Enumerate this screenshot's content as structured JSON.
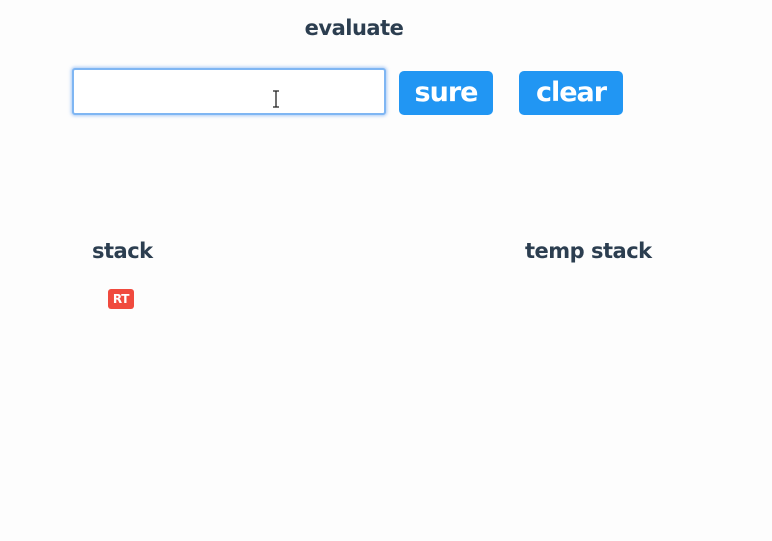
{
  "header": {
    "title": "evaluate"
  },
  "expression_input": {
    "value": "",
    "placeholder": ""
  },
  "buttons": {
    "sure_label": "sure",
    "clear_label": "clear"
  },
  "stack": {
    "label": "stack",
    "items": [
      "RT"
    ]
  },
  "temp_stack": {
    "label": "temp stack",
    "items": []
  },
  "colors": {
    "button_bg": "#2196f3",
    "button_text": "#ffffff",
    "badge_bg": "#f04a3e",
    "text": "#2c3e50",
    "input_focus_border": "#7fb6f3",
    "page_bg": "#fdfdfd"
  },
  "icons": {
    "cursor": "text-cursor-icon"
  }
}
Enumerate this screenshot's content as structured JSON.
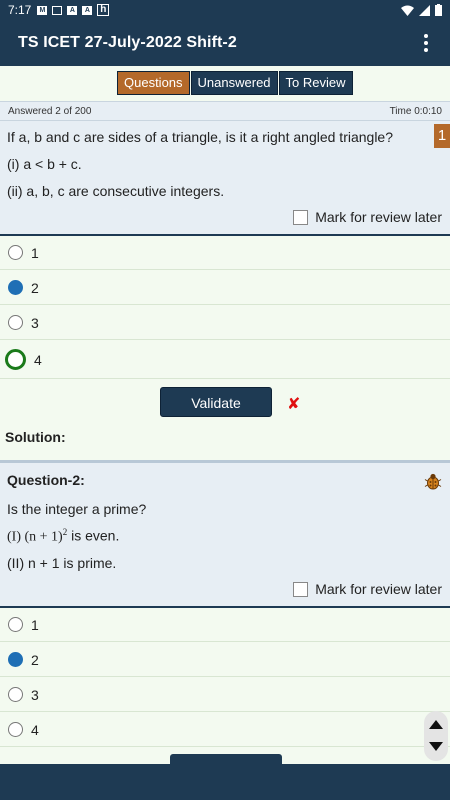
{
  "status": {
    "time": "7:17",
    "icons": [
      "M",
      "image",
      "A",
      "A",
      "h"
    ]
  },
  "app": {
    "title": "TS ICET 27-July-2022 Shift-2"
  },
  "tabs": [
    {
      "label": "Questions",
      "active": true
    },
    {
      "label": "Unanswered"
    },
    {
      "label": "To Review"
    }
  ],
  "info": {
    "answered": "Answered 2 of 200",
    "time": "Time 0:0:10"
  },
  "q1": {
    "badge": "1",
    "text": "If a, b and c are sides of a triangle, is it a right angled triangle?",
    "stmt1": "(i) a < b + c.",
    "stmt2": "(ii) a, b, c are consecutive integers.",
    "mark": "Mark for review later",
    "options": [
      "1",
      "2",
      "3",
      "4"
    ],
    "validate": "Validate",
    "result_icon": "✘",
    "solution": "Solution:"
  },
  "q2": {
    "header": "Question-2:",
    "text": "Is the integer a prime?",
    "stmt1_pre": "(I) (n + 1)",
    "stmt1_sup": "2",
    "stmt1_post": " is even.",
    "stmt2": "(II) n + 1 is prime.",
    "mark": "Mark for review later",
    "options": [
      "1",
      "2",
      "3",
      "4"
    ]
  }
}
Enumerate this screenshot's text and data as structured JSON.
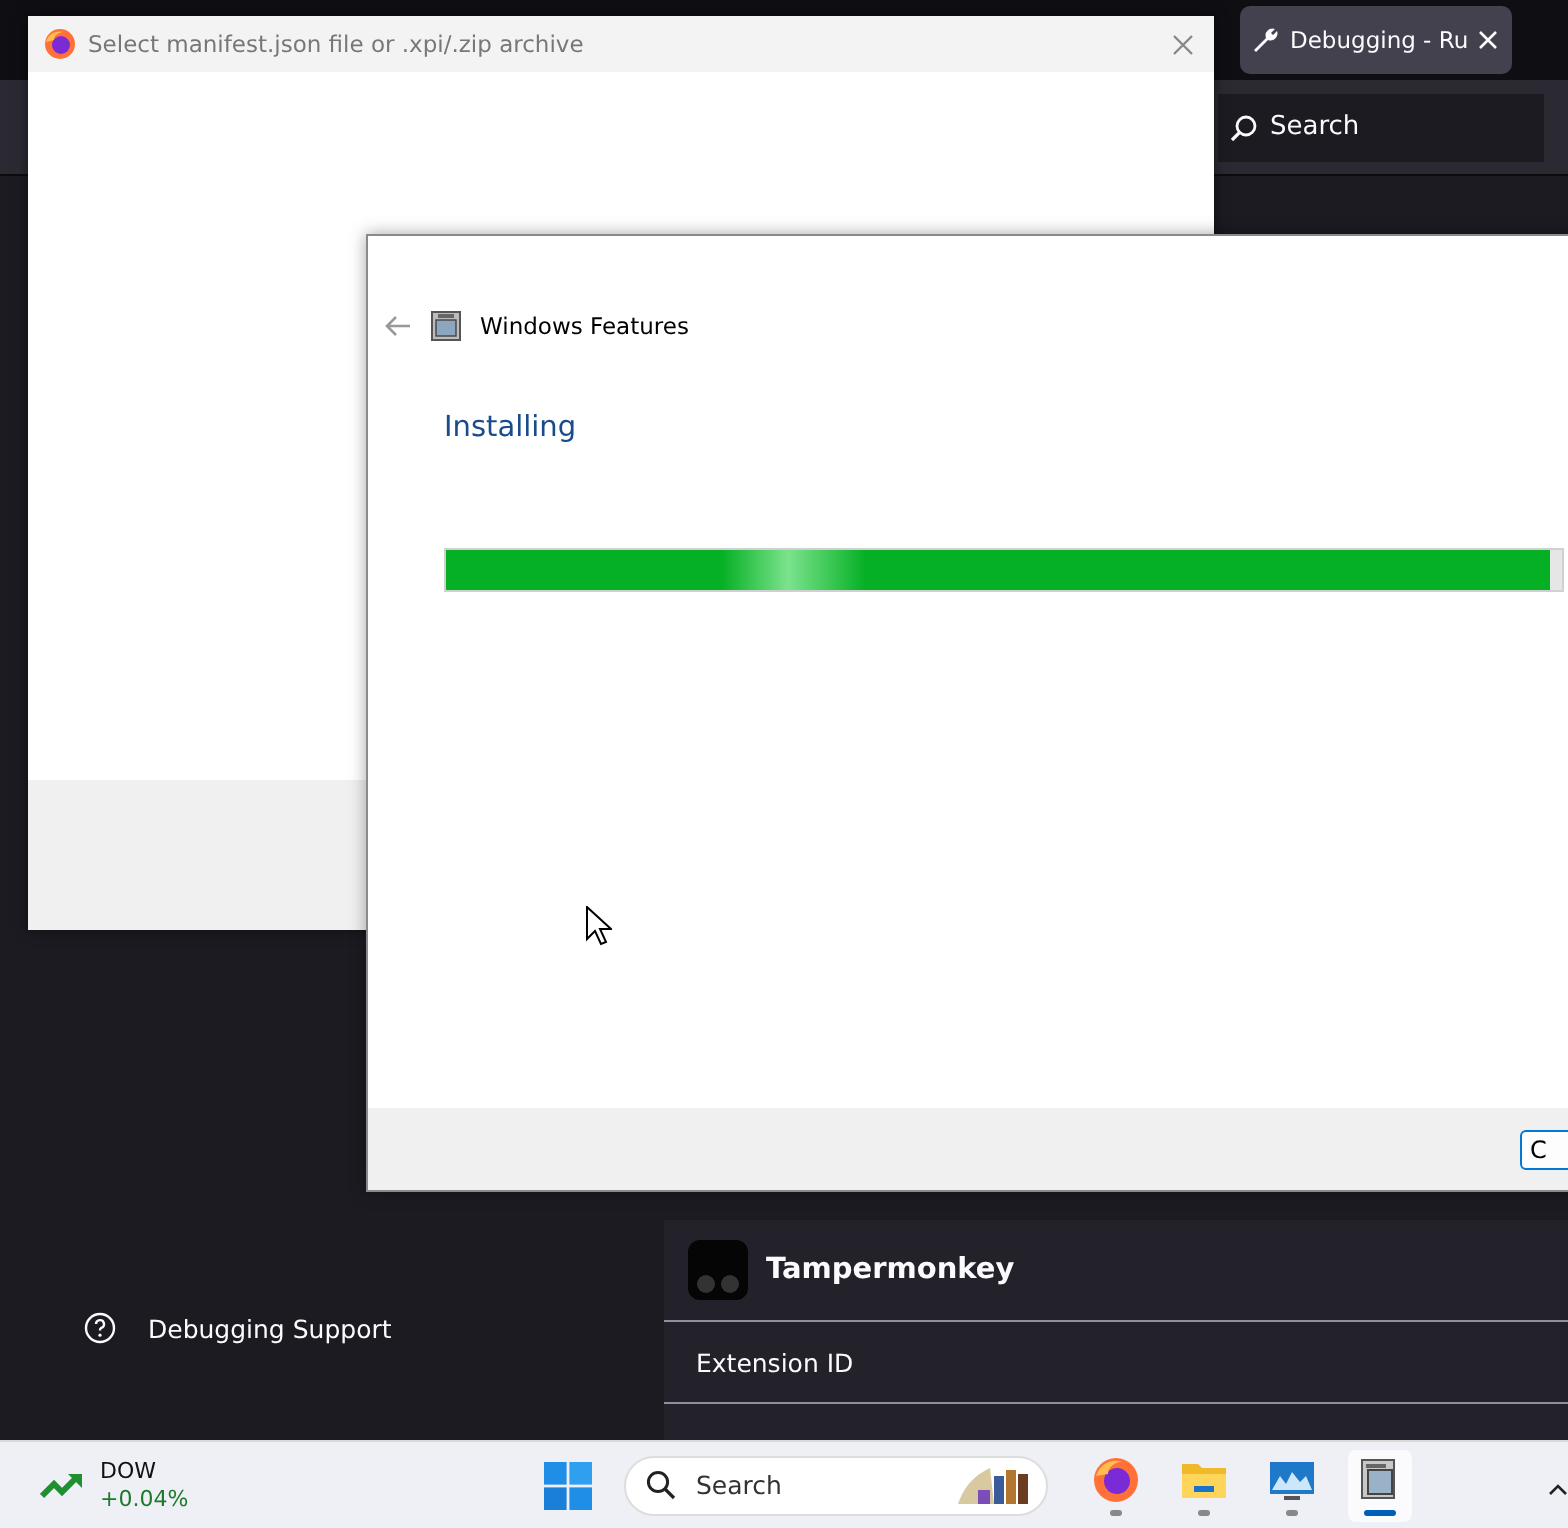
{
  "browser": {
    "tabs": [
      {
        "title": "Debugging - Ru",
        "selected": true
      }
    ],
    "search": {
      "placeholder": "Search"
    },
    "sidebar": {
      "items": [
        {
          "label": "Debugging Support"
        }
      ]
    },
    "extension": {
      "name": "Tampermonkey",
      "rows": [
        {
          "label": "Extension ID"
        }
      ]
    }
  },
  "file_dialog": {
    "title": "Select manifest.json file or .xpi/.zip archive"
  },
  "features_dialog": {
    "title": "Windows Features",
    "heading": "Installing",
    "progress": {
      "level": 0.99
    },
    "buttons": [
      "C"
    ]
  },
  "taskbar": {
    "widget": {
      "name": "DOW",
      "change": "+0.04%"
    },
    "search": {
      "placeholder": "Search"
    },
    "apps": [
      {
        "kind": "firefox",
        "active": false
      },
      {
        "kind": "folder",
        "active": false
      },
      {
        "kind": "monitor",
        "active": false
      },
      {
        "kind": "features",
        "active": true
      }
    ]
  }
}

------------------------

Report all lines of the data that include the word "kind".

## Worked solution:
        "kind": "firefox",
        "kind": "folder",
        "kind": "monitor",
        "kind": "features",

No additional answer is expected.